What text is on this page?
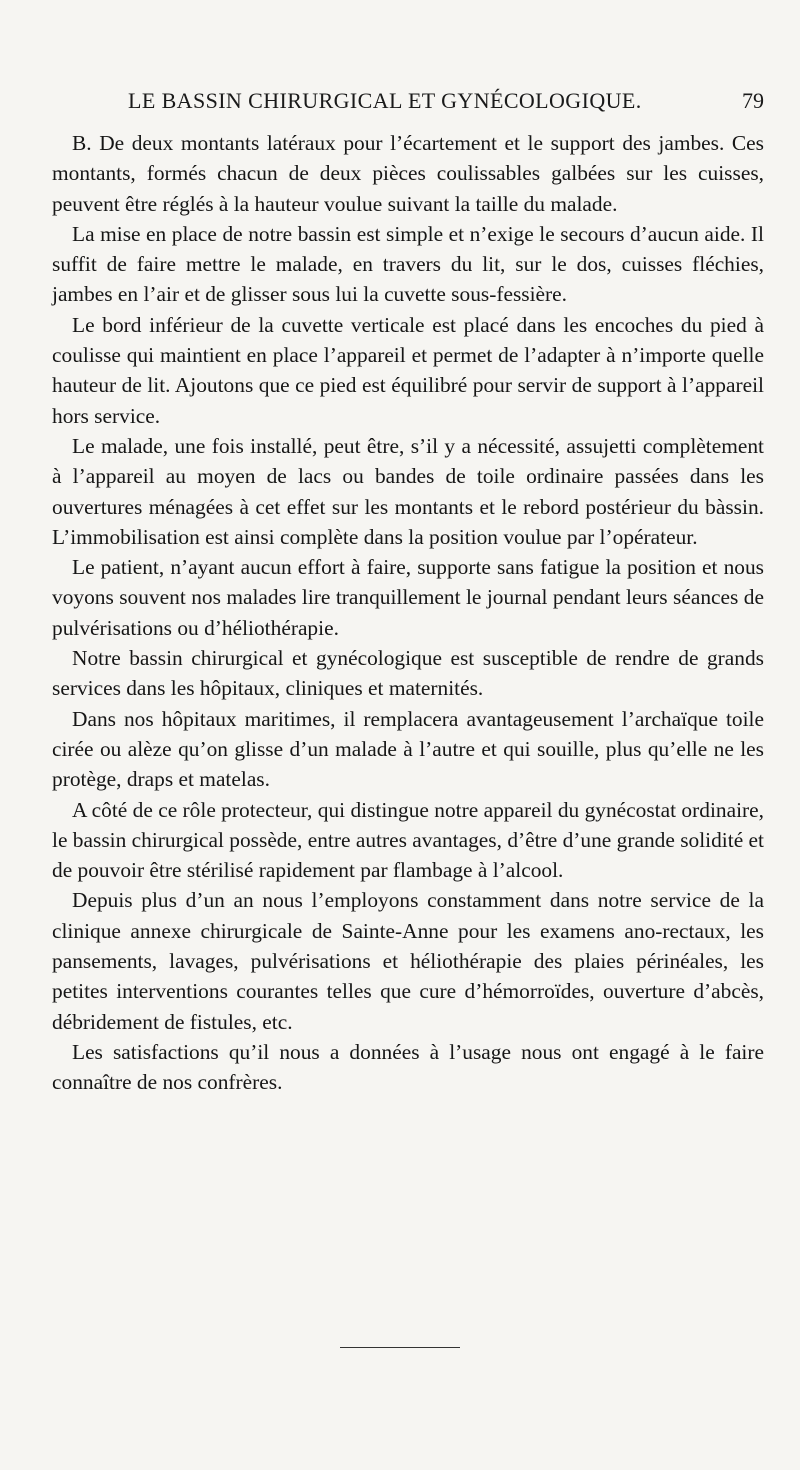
LE BASSIN CHIRURGICAL ET GYNÉCOLOGIQUE.	79

B. De deux montants latéraux pour l’écartement et le support des jambes. Ces montants, formés chacun de deux pièces coulissables galbées sur les cuisses, peuvent être réglés à la hauteur voulue suivant la taille du malade.

La mise en place de notre bassin est simple et n’exige le secours d’aucun aide. Il suffit de faire mettre le malade, en travers du lit, sur le dos, cuisses fléchies, jambes en l’air et de glisser sous lui la cuvette sous-fessière.

Le bord inférieur de la cuvette verticale est placé dans les encoches du pied à coulisse qui maintient en place l’appareil et permet de l’adapter à n’importe quelle hauteur de lit. Ajoutons que ce pied est équilibré pour servir de support à l’appareil hors service.

Le malade, une fois installé, peut être, s’il y a nécessité, assujetti complètement à l’appareil au moyen de lacs ou bandes de toile ordinaire passées dans les ouvertures ménagées à cet effet sur les montants et le rebord postérieur du bàssin. L’immobilisation est ainsi complète dans la position voulue par l’opérateur.

Le patient, n’ayant aucun effort à faire, supporte sans fatigue la position et nous voyons souvent nos malades lire tranquillement le journal pendant leurs séances de pulvérisations ou d’héliothérapie.

Notre bassin chirurgical et gynécologique est susceptible de rendre de grands services dans les hôpitaux, cliniques et maternités.

Dans nos hôpitaux maritimes, il remplacera avantageusement l’archaïque toile cirée ou alèze qu’on glisse d’un malade à l’autre et qui souille, plus qu’elle ne les protège, draps et matelas.

A côté de ce rôle protecteur, qui distingue notre appareil du gynécostat ordinaire, le bassin chirurgical possède, entre autres avantages, d’être d’une grande solidité et de pouvoir être stérilisé rapidement par flambage à l’alcool.

Depuis plus d’un an nous l’employons constamment dans notre service de la clinique annexe chirurgicale de Sainte-Anne pour les examens ano-rectaux, les pansements, lavages, pulvérisations et héliothérapie des plaies périnéales, les petites interventions courantes telles que cure d’hémorroïdes, ouverture d’abcès, débridement de fistules, etc.

Les satisfactions qu’il nous a données à l’usage nous ont engagé à le faire connaître de nos confrères.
---*---
* _Exercise description_: List every line above containing the word "position".

* _Written response_:
Le malade, une fois installé, peut être, s’il y a nécessité, assujetti complètement à l’appareil au moyen de lacs ou bandes de toile ordinaire passées dans les ouvertures ménagées à cet effet sur les montants et le rebord postérieur du bàssin. L’immobilisation est ainsi complète dans la position voulue par l’opérateur.
Le patient, n’ayant aucun effort à faire, supporte sans fatigue la position et nous voyons souvent nos malades lire tranquillement le journal pendant leurs séances de pulvérisations ou d’héliothérapie.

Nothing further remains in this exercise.